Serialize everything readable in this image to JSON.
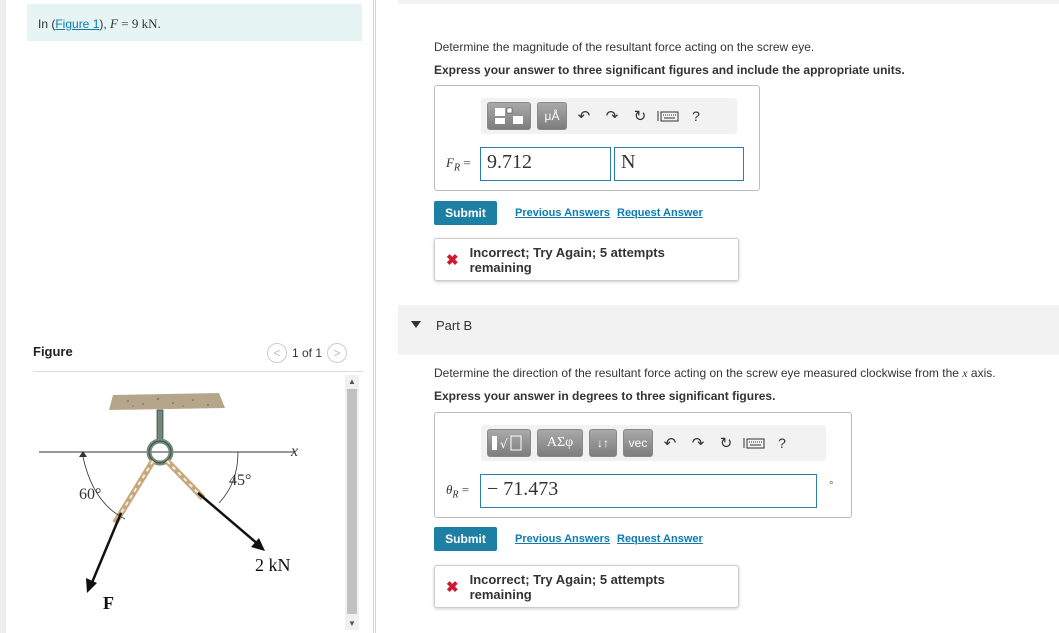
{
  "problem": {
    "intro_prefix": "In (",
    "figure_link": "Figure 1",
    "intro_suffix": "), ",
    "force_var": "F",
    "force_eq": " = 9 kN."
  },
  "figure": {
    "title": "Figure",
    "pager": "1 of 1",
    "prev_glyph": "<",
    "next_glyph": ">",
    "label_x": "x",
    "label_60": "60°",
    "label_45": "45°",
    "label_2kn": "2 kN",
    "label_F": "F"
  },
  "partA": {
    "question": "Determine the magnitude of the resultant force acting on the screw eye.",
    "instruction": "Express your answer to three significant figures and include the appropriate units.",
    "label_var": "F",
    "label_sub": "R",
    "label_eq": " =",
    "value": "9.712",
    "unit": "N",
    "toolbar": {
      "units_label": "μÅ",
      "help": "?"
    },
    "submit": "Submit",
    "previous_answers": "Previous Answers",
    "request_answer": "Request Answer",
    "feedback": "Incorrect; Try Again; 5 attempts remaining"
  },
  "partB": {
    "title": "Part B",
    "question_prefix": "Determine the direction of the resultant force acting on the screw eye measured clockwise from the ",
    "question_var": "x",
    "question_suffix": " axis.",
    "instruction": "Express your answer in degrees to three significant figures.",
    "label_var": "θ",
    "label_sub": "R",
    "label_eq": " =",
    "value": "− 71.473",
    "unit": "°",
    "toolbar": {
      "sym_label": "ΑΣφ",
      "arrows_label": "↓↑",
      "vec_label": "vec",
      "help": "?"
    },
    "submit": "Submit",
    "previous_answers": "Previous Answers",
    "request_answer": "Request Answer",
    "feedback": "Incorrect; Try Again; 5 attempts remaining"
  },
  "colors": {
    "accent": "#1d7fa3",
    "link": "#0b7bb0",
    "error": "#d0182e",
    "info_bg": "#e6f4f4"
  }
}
------------
# Exercise directions
The records above must be transcribed exactly. Pictures are left out of the copy.

# Right answer
Serialize everything readable in this image to JSON.
{
  "problem": {
    "intro_prefix": "In (",
    "figure_link": "Figure 1",
    "intro_suffix": "), ",
    "force_var": "F",
    "force_eq": " = 9 kN."
  },
  "figure": {
    "title": "Figure",
    "pager": "1 of 1",
    "prev_glyph": "<",
    "next_glyph": ">",
    "label_x": "x",
    "label_60": "60°",
    "label_45": "45°",
    "label_2kn": "2 kN",
    "label_F": "F"
  },
  "partA": {
    "question": "Determine the magnitude of the resultant force acting on the screw eye.",
    "instruction": "Express your answer to three significant figures and include the appropriate units.",
    "label_var": "F",
    "label_sub": "R",
    "label_eq": " =",
    "value": "9.712",
    "unit": "N",
    "toolbar": {
      "units_label": "μÅ",
      "help": "?"
    },
    "submit": "Submit",
    "previous_answers": "Previous Answers",
    "request_answer": "Request Answer",
    "feedback": "Incorrect; Try Again; 5 attempts remaining"
  },
  "partB": {
    "title": "Part B",
    "question_prefix": "Determine the direction of the resultant force acting on the screw eye measured clockwise from the ",
    "question_var": "x",
    "question_suffix": " axis.",
    "instruction": "Express your answer in degrees to three significant figures.",
    "label_var": "θ",
    "label_sub": "R",
    "label_eq": " =",
    "value": "− 71.473",
    "unit": "°",
    "toolbar": {
      "sym_label": "ΑΣφ",
      "arrows_label": "↓↑",
      "vec_label": "vec",
      "help": "?"
    },
    "submit": "Submit",
    "previous_answers": "Previous Answers",
    "request_answer": "Request Answer",
    "feedback": "Incorrect; Try Again; 5 attempts remaining"
  },
  "colors": {
    "accent": "#1d7fa3",
    "link": "#0b7bb0",
    "error": "#d0182e",
    "info_bg": "#e6f4f4"
  }
}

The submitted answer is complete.